Written task: Pull out from the material below all lines with "использованием".

>> START Extracted material

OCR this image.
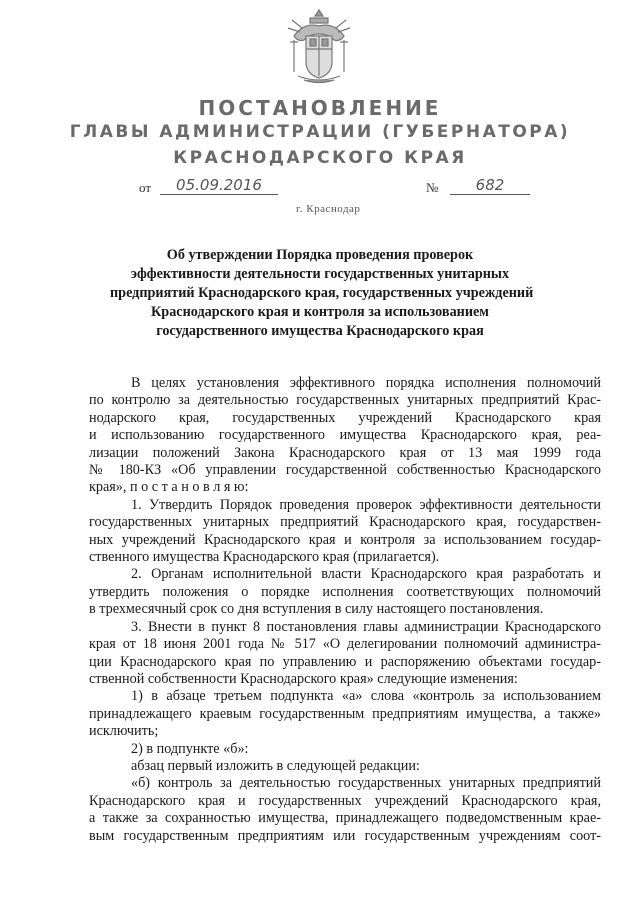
ПОСТАНОВЛЕНИЕ
ГЛАВЫ АДМИНИСТРАЦИИ (ГУБЕРНАТОРА)
КРАСНОДАРСКОГО КРАЯ
от	05.09.2016	№	682
г. Краснодар
Об утверждении Порядка проведения проверок
эффективности деятельности государственных унитарных
предприятий Краснодарского края, государственных учреждений
Краснодарского края и контроля за использованием
государственного имущества Краснодарского края

В целях установления эффективного порядка исполнения полномочий

по контролю за деятельностью государственных унитарных предприятий Крас-

нодарского края, государственных учреждений Краснодарского края

и использованию государственного имущества Краснодарского края, реа-

лизации положений Закона Краснодарского края от 13 мая 1999 года

№ 180-КЗ «Об управлении государственной собственностью Краснодарского

края», п о с т а н о в л я ю:

1. Утвердить Порядок проведения проверок эффективности деятельности

государственных унитарных предприятий Краснодарского края, государствен-

ных учреждений Краснодарского края и контроля за использованием государ-

ственного имущества Краснодарского края (прилагается).

2. Органам исполнительной власти Краснодарского края разработать и

утвердить положения о порядке исполнения соответствующих полномочий

в трехмесячный срок со дня вступления в силу настоящего постановления.

3. Внести в пункт 8 постановления главы администрации Краснодарского

края от 18 июня 2001 года № 517 «О делегировании полномочий администра-

ции Краснодарского края по управлению и распоряжению объектами государ-

ственной собственности Краснодарского края» следующие изменения:

1) в абзаце третьем подпункта «а» слова «контроль за использованием

принадлежащего краевым государственным предприятиям имущества, а также»

исключить;

2) в подпункте «б»:

абзац первый изложить в следующей редакции:

«б) контроль за деятельностью государственных унитарных предприятий

Краснодарского края и государственных учреждений Краснодарского края,

а также за сохранностью имущества, принадлежащего подведомственным крае-

вым государственным предприятиям или государственным учреждениям соот-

>> END Extracted material

Written solution:
Краснодарского края и контроля за использованием
ных учреждений Краснодарского края и контроля за использованием государ-
1) в абзаце третьем подпункта «а» слова «контроль за использованием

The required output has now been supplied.